=== Given problem ===
Every record below should be printed exactly as it appears.

=== Supplied information ===

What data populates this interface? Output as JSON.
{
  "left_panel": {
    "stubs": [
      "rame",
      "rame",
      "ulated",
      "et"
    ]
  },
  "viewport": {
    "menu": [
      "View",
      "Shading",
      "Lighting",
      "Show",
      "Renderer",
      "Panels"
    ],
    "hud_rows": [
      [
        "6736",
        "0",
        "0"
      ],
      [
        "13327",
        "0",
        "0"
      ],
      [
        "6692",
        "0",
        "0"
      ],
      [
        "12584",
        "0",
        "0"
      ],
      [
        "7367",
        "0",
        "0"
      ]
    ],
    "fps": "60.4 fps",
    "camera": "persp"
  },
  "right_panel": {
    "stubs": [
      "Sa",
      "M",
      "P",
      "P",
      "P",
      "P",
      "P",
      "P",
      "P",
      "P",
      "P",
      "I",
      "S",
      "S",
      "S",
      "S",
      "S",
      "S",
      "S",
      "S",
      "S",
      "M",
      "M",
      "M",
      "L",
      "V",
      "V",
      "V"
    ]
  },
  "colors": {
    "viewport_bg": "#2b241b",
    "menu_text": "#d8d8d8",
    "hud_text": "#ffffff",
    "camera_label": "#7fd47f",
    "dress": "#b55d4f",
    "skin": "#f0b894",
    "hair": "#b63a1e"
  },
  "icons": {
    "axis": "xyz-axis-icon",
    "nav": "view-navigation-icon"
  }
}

=== Task output ===
What data populates this interface? Output as JSON.
{
  "left_panel": {
    "stubs": [
      "rame",
      "rame",
      "ulated",
      "et"
    ]
  },
  "viewport": {
    "menu": [
      "View",
      "Shading",
      "Lighting",
      "Show",
      "Renderer",
      "Panels"
    ],
    "hud_rows": [
      [
        "6736",
        "0",
        "0"
      ],
      [
        "13327",
        "0",
        "0"
      ],
      [
        "6692",
        "0",
        "0"
      ],
      [
        "12584",
        "0",
        "0"
      ],
      [
        "7367",
        "0",
        "0"
      ]
    ],
    "fps": "60.4 fps",
    "camera": "persp"
  },
  "right_panel": {
    "stubs": [
      "Sa",
      "M",
      "P",
      "P",
      "P",
      "P",
      "P",
      "P",
      "P",
      "P",
      "P",
      "I",
      "S",
      "S",
      "S",
      "S",
      "S",
      "S",
      "S",
      "S",
      "S",
      "M",
      "M",
      "M",
      "L",
      "V",
      "V",
      "V"
    ]
  },
  "colors": {
    "viewport_bg": "#2b241b",
    "menu_text": "#d8d8d8",
    "hud_text": "#ffffff",
    "camera_label": "#7fd47f",
    "dress": "#b55d4f",
    "skin": "#f0b894",
    "hair": "#b63a1e"
  },
  "icons": {
    "axis": "xyz-axis-icon",
    "nav": "view-navigation-icon"
  }
}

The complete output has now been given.